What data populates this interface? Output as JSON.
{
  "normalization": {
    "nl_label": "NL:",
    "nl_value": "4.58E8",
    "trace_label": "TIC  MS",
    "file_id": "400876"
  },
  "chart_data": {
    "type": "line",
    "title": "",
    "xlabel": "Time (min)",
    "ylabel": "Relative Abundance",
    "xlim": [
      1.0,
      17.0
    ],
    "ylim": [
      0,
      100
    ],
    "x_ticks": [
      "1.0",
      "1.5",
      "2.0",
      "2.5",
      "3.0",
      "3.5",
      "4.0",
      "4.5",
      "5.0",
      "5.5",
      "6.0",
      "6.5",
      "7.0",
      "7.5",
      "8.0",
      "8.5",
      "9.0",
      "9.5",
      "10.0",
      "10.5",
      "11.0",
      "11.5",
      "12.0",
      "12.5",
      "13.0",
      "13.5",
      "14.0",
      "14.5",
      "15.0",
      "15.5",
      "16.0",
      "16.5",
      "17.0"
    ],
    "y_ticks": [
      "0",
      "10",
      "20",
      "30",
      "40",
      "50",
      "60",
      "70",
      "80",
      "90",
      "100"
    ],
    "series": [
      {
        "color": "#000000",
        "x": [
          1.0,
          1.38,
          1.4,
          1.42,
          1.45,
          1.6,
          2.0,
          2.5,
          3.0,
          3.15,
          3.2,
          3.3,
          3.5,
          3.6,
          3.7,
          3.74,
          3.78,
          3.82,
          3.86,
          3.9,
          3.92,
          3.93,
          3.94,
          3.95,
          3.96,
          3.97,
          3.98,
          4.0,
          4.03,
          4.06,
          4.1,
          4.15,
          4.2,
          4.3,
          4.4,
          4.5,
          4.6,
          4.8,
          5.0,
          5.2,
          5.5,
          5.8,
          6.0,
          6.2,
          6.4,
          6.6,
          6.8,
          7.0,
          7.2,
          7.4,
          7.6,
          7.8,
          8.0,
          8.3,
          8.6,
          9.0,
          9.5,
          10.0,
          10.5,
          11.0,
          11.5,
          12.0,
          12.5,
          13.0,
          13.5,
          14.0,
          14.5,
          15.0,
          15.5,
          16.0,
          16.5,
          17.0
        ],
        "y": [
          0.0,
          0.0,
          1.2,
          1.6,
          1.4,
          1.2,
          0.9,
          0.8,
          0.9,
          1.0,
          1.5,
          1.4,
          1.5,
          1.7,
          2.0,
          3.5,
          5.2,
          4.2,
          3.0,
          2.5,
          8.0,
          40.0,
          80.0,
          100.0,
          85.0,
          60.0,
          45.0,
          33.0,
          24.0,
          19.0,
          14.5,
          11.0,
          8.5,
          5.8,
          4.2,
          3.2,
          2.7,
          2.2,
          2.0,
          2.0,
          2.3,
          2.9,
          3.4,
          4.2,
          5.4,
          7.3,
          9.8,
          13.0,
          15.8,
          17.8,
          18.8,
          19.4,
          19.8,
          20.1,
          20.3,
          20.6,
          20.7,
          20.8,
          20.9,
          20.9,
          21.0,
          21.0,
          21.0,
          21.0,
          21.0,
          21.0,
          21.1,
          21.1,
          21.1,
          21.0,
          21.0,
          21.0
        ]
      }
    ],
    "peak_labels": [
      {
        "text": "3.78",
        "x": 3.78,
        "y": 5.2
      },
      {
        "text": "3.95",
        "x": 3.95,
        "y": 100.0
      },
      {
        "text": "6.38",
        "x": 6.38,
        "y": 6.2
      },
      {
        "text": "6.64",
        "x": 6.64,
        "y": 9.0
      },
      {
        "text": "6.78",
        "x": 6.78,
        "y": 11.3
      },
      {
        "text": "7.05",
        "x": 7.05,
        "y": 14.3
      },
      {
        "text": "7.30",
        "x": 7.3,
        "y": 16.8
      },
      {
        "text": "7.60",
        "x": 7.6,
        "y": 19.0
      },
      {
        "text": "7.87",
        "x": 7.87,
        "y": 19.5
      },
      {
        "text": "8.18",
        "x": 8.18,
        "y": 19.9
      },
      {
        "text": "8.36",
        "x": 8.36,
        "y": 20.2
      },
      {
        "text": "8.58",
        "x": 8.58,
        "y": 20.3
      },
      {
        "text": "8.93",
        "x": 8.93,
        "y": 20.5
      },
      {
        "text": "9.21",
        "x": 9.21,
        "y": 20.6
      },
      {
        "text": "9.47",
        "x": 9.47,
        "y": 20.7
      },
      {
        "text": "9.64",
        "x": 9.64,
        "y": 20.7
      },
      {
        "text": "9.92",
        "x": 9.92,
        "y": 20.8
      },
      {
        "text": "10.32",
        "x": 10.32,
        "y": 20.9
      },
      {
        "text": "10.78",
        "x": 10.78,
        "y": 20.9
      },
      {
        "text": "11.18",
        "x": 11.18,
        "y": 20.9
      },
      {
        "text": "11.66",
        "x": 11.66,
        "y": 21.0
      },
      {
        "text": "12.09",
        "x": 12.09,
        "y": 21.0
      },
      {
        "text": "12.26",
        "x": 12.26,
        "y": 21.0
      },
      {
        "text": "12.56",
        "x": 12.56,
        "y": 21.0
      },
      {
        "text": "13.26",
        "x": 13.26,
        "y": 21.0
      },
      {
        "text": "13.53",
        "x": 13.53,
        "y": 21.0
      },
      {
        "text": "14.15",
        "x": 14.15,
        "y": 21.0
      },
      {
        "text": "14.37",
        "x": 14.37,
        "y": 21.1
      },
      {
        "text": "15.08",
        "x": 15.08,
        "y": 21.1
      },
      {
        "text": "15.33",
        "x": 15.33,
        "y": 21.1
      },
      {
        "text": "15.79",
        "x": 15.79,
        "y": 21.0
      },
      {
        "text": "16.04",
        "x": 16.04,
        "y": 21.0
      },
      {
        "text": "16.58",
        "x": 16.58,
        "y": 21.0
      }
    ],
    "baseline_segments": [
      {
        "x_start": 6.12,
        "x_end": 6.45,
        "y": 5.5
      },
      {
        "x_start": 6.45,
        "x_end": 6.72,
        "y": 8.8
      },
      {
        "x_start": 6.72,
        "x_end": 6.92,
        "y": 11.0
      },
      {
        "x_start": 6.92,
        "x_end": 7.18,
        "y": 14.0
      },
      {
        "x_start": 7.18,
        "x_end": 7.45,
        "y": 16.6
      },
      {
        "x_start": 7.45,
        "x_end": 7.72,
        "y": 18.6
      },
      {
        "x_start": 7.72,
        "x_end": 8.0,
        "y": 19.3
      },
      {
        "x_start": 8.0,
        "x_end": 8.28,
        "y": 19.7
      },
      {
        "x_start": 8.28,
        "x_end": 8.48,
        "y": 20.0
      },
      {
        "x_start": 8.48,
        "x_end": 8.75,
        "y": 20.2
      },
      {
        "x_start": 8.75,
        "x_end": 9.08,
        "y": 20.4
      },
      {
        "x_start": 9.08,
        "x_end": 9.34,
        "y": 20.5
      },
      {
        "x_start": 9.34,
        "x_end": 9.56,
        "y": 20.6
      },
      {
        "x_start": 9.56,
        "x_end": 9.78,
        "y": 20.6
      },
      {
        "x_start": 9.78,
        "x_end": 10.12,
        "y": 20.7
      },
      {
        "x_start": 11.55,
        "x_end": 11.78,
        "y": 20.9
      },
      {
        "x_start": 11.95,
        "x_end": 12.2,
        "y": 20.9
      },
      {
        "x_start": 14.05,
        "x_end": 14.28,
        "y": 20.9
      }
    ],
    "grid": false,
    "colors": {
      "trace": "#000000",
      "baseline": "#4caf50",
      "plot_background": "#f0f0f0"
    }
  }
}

■ Problem description ■
Copy all the records above exactly, missing none.

■ Correct result ■
What data populates this interface? Output as JSON.
{
  "normalization": {
    "nl_label": "NL:",
    "nl_value": "4.58E8",
    "trace_label": "TIC  MS",
    "file_id": "400876"
  },
  "chart_data": {
    "type": "line",
    "title": "",
    "xlabel": "Time (min)",
    "ylabel": "Relative Abundance",
    "xlim": [
      1.0,
      17.0
    ],
    "ylim": [
      0,
      100
    ],
    "x_ticks": [
      "1.0",
      "1.5",
      "2.0",
      "2.5",
      "3.0",
      "3.5",
      "4.0",
      "4.5",
      "5.0",
      "5.5",
      "6.0",
      "6.5",
      "7.0",
      "7.5",
      "8.0",
      "8.5",
      "9.0",
      "9.5",
      "10.0",
      "10.5",
      "11.0",
      "11.5",
      "12.0",
      "12.5",
      "13.0",
      "13.5",
      "14.0",
      "14.5",
      "15.0",
      "15.5",
      "16.0",
      "16.5",
      "17.0"
    ],
    "y_ticks": [
      "0",
      "10",
      "20",
      "30",
      "40",
      "50",
      "60",
      "70",
      "80",
      "90",
      "100"
    ],
    "series": [
      {
        "color": "#000000",
        "x": [
          1.0,
          1.38,
          1.4,
          1.42,
          1.45,
          1.6,
          2.0,
          2.5,
          3.0,
          3.15,
          3.2,
          3.3,
          3.5,
          3.6,
          3.7,
          3.74,
          3.78,
          3.82,
          3.86,
          3.9,
          3.92,
          3.93,
          3.94,
          3.95,
          3.96,
          3.97,
          3.98,
          4.0,
          4.03,
          4.06,
          4.1,
          4.15,
          4.2,
          4.3,
          4.4,
          4.5,
          4.6,
          4.8,
          5.0,
          5.2,
          5.5,
          5.8,
          6.0,
          6.2,
          6.4,
          6.6,
          6.8,
          7.0,
          7.2,
          7.4,
          7.6,
          7.8,
          8.0,
          8.3,
          8.6,
          9.0,
          9.5,
          10.0,
          10.5,
          11.0,
          11.5,
          12.0,
          12.5,
          13.0,
          13.5,
          14.0,
          14.5,
          15.0,
          15.5,
          16.0,
          16.5,
          17.0
        ],
        "y": [
          0.0,
          0.0,
          1.2,
          1.6,
          1.4,
          1.2,
          0.9,
          0.8,
          0.9,
          1.0,
          1.5,
          1.4,
          1.5,
          1.7,
          2.0,
          3.5,
          5.2,
          4.2,
          3.0,
          2.5,
          8.0,
          40.0,
          80.0,
          100.0,
          85.0,
          60.0,
          45.0,
          33.0,
          24.0,
          19.0,
          14.5,
          11.0,
          8.5,
          5.8,
          4.2,
          3.2,
          2.7,
          2.2,
          2.0,
          2.0,
          2.3,
          2.9,
          3.4,
          4.2,
          5.4,
          7.3,
          9.8,
          13.0,
          15.8,
          17.8,
          18.8,
          19.4,
          19.8,
          20.1,
          20.3,
          20.6,
          20.7,
          20.8,
          20.9,
          20.9,
          21.0,
          21.0,
          21.0,
          21.0,
          21.0,
          21.0,
          21.1,
          21.1,
          21.1,
          21.0,
          21.0,
          21.0
        ]
      }
    ],
    "peak_labels": [
      {
        "text": "3.78",
        "x": 3.78,
        "y": 5.2
      },
      {
        "text": "3.95",
        "x": 3.95,
        "y": 100.0
      },
      {
        "text": "6.38",
        "x": 6.38,
        "y": 6.2
      },
      {
        "text": "6.64",
        "x": 6.64,
        "y": 9.0
      },
      {
        "text": "6.78",
        "x": 6.78,
        "y": 11.3
      },
      {
        "text": "7.05",
        "x": 7.05,
        "y": 14.3
      },
      {
        "text": "7.30",
        "x": 7.3,
        "y": 16.8
      },
      {
        "text": "7.60",
        "x": 7.6,
        "y": 19.0
      },
      {
        "text": "7.87",
        "x": 7.87,
        "y": 19.5
      },
      {
        "text": "8.18",
        "x": 8.18,
        "y": 19.9
      },
      {
        "text": "8.36",
        "x": 8.36,
        "y": 20.2
      },
      {
        "text": "8.58",
        "x": 8.58,
        "y": 20.3
      },
      {
        "text": "8.93",
        "x": 8.93,
        "y": 20.5
      },
      {
        "text": "9.21",
        "x": 9.21,
        "y": 20.6
      },
      {
        "text": "9.47",
        "x": 9.47,
        "y": 20.7
      },
      {
        "text": "9.64",
        "x": 9.64,
        "y": 20.7
      },
      {
        "text": "9.92",
        "x": 9.92,
        "y": 20.8
      },
      {
        "text": "10.32",
        "x": 10.32,
        "y": 20.9
      },
      {
        "text": "10.78",
        "x": 10.78,
        "y": 20.9
      },
      {
        "text": "11.18",
        "x": 11.18,
        "y": 20.9
      },
      {
        "text": "11.66",
        "x": 11.66,
        "y": 21.0
      },
      {
        "text": "12.09",
        "x": 12.09,
        "y": 21.0
      },
      {
        "text": "12.26",
        "x": 12.26,
        "y": 21.0
      },
      {
        "text": "12.56",
        "x": 12.56,
        "y": 21.0
      },
      {
        "text": "13.26",
        "x": 13.26,
        "y": 21.0
      },
      {
        "text": "13.53",
        "x": 13.53,
        "y": 21.0
      },
      {
        "text": "14.15",
        "x": 14.15,
        "y": 21.0
      },
      {
        "text": "14.37",
        "x": 14.37,
        "y": 21.1
      },
      {
        "text": "15.08",
        "x": 15.08,
        "y": 21.1
      },
      {
        "text": "15.33",
        "x": 15.33,
        "y": 21.1
      },
      {
        "text": "15.79",
        "x": 15.79,
        "y": 21.0
      },
      {
        "text": "16.04",
        "x": 16.04,
        "y": 21.0
      },
      {
        "text": "16.58",
        "x": 16.58,
        "y": 21.0
      }
    ],
    "baseline_segments": [
      {
        "x_start": 6.12,
        "x_end": 6.45,
        "y": 5.5
      },
      {
        "x_start": 6.45,
        "x_end": 6.72,
        "y": 8.8
      },
      {
        "x_start": 6.72,
        "x_end": 6.92,
        "y": 11.0
      },
      {
        "x_start": 6.92,
        "x_end": 7.18,
        "y": 14.0
      },
      {
        "x_start": 7.18,
        "x_end": 7.45,
        "y": 16.6
      },
      {
        "x_start": 7.45,
        "x_end": 7.72,
        "y": 18.6
      },
      {
        "x_start": 7.72,
        "x_end": 8.0,
        "y": 19.3
      },
      {
        "x_start": 8.0,
        "x_end": 8.28,
        "y": 19.7
      },
      {
        "x_start": 8.28,
        "x_end": 8.48,
        "y": 20.0
      },
      {
        "x_start": 8.48,
        "x_end": 8.75,
        "y": 20.2
      },
      {
        "x_start": 8.75,
        "x_end": 9.08,
        "y": 20.4
      },
      {
        "x_start": 9.08,
        "x_end": 9.34,
        "y": 20.5
      },
      {
        "x_start": 9.34,
        "x_end": 9.56,
        "y": 20.6
      },
      {
        "x_start": 9.56,
        "x_end": 9.78,
        "y": 20.6
      },
      {
        "x_start": 9.78,
        "x_end": 10.12,
        "y": 20.7
      },
      {
        "x_start": 11.55,
        "x_end": 11.78,
        "y": 20.9
      },
      {
        "x_start": 11.95,
        "x_end": 12.2,
        "y": 20.9
      },
      {
        "x_start": 14.05,
        "x_end": 14.28,
        "y": 20.9
      }
    ],
    "grid": false,
    "colors": {
      "trace": "#000000",
      "baseline": "#4caf50",
      "plot_background": "#f0f0f0"
    }
  }
}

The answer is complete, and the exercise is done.